* What is asked:
Scan the data below for the string "JSON". Copy every line where it appears.

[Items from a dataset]
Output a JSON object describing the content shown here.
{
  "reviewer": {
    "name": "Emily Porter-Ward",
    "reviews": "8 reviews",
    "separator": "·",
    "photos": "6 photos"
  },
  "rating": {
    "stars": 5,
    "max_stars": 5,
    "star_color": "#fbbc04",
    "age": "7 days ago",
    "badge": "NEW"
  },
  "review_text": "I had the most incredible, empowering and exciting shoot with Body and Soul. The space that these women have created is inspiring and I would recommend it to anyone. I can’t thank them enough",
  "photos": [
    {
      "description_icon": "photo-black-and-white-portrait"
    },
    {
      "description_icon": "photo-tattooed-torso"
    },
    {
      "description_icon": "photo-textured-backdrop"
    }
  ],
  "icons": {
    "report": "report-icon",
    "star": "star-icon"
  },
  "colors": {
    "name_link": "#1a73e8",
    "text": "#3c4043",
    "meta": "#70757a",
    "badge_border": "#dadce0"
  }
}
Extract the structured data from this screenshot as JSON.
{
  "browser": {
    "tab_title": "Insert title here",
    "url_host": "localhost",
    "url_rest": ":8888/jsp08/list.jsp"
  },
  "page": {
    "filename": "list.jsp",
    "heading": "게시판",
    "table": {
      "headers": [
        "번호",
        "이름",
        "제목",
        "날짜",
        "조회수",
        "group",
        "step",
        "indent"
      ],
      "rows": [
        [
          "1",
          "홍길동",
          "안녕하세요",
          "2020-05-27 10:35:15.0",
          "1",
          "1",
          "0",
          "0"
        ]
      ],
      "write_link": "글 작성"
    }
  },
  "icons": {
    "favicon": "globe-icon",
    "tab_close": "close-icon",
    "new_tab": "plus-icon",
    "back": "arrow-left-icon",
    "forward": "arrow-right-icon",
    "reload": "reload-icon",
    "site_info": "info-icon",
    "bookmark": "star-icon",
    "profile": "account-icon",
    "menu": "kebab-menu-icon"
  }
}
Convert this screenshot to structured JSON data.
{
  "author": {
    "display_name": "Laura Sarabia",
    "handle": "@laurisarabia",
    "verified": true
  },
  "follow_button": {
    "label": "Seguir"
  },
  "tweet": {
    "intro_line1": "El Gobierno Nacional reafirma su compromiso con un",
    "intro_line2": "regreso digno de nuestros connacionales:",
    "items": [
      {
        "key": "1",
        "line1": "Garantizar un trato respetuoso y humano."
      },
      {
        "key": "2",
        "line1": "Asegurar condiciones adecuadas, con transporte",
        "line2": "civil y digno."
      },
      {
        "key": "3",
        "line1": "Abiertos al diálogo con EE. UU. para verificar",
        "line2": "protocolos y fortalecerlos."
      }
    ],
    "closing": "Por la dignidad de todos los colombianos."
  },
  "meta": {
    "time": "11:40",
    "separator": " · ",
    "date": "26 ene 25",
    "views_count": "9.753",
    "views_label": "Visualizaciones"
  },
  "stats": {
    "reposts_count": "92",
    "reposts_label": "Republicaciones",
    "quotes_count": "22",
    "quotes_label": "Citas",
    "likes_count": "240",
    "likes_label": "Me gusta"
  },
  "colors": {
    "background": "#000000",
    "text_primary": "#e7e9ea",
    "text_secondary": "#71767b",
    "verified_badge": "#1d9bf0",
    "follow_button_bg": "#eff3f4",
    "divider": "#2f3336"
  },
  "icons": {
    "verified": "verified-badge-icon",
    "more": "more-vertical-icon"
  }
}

* Solution:
Output a JSON object describing the content shown here.
Extract the structured data from this screenshot as JSON.
Convert this screenshot to structured JSON data.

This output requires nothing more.